— Prompt —
What is the number of lines holding the word "home"? Give that number alone.

— Source records —
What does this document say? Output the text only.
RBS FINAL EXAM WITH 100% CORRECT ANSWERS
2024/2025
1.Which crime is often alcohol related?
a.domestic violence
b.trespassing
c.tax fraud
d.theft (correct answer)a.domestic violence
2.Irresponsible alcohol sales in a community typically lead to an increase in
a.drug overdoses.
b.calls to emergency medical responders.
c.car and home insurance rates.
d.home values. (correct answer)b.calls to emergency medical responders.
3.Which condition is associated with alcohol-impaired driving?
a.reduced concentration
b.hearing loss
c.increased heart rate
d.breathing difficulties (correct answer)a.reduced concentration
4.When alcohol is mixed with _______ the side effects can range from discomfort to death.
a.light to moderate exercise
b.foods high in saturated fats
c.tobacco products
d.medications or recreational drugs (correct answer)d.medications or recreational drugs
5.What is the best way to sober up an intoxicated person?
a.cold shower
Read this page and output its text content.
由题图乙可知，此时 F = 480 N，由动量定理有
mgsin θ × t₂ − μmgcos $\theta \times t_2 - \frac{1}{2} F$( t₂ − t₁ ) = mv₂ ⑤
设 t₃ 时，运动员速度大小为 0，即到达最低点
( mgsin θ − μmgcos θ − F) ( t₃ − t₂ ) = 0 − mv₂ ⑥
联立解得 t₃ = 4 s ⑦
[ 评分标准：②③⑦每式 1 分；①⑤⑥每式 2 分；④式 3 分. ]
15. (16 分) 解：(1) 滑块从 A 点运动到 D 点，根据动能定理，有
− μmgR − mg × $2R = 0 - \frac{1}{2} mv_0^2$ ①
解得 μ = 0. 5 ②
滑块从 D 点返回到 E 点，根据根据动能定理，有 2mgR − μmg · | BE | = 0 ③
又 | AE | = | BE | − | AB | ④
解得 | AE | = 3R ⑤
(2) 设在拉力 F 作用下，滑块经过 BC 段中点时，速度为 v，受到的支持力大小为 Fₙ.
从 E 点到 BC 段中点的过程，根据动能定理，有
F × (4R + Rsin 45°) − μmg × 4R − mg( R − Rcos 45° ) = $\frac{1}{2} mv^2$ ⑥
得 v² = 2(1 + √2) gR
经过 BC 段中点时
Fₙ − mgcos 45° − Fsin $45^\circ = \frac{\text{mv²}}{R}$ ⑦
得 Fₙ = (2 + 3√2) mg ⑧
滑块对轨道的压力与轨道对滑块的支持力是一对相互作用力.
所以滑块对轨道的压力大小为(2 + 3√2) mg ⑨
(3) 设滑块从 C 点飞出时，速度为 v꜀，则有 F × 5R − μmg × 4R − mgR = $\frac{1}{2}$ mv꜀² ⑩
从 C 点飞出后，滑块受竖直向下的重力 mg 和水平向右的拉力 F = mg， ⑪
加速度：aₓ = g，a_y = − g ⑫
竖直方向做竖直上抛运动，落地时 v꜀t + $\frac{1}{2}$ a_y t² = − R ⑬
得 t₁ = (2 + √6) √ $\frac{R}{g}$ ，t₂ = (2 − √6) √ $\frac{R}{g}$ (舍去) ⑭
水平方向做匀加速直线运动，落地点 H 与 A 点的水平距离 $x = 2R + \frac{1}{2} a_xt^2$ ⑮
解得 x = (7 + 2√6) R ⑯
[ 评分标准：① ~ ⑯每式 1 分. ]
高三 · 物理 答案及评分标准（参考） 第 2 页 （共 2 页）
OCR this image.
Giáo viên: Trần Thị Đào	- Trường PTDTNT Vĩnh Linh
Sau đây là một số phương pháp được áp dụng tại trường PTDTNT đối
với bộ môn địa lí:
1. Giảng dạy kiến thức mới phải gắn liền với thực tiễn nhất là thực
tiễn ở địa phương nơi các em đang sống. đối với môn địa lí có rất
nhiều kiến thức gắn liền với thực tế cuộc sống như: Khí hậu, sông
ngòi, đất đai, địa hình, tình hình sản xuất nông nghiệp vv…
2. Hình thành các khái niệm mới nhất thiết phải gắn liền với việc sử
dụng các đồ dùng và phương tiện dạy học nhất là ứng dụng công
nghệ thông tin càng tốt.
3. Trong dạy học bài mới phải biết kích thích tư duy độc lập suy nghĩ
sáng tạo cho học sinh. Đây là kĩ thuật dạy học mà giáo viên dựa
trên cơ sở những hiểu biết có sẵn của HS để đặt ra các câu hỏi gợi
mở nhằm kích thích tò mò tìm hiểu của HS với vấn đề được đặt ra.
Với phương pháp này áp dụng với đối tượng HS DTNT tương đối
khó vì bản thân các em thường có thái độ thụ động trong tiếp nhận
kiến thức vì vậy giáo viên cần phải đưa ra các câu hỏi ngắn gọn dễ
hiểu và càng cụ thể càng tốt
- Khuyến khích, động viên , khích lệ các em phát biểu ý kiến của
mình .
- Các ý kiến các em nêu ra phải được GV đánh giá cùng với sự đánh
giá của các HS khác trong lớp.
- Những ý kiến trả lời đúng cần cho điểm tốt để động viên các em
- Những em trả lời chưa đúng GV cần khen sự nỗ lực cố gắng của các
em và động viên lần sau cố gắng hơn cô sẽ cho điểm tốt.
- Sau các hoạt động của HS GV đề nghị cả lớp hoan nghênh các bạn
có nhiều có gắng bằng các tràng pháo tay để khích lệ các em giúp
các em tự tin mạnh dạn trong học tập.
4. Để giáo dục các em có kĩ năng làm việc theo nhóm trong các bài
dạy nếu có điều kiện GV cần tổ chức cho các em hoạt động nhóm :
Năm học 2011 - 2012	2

— Exercise output —
2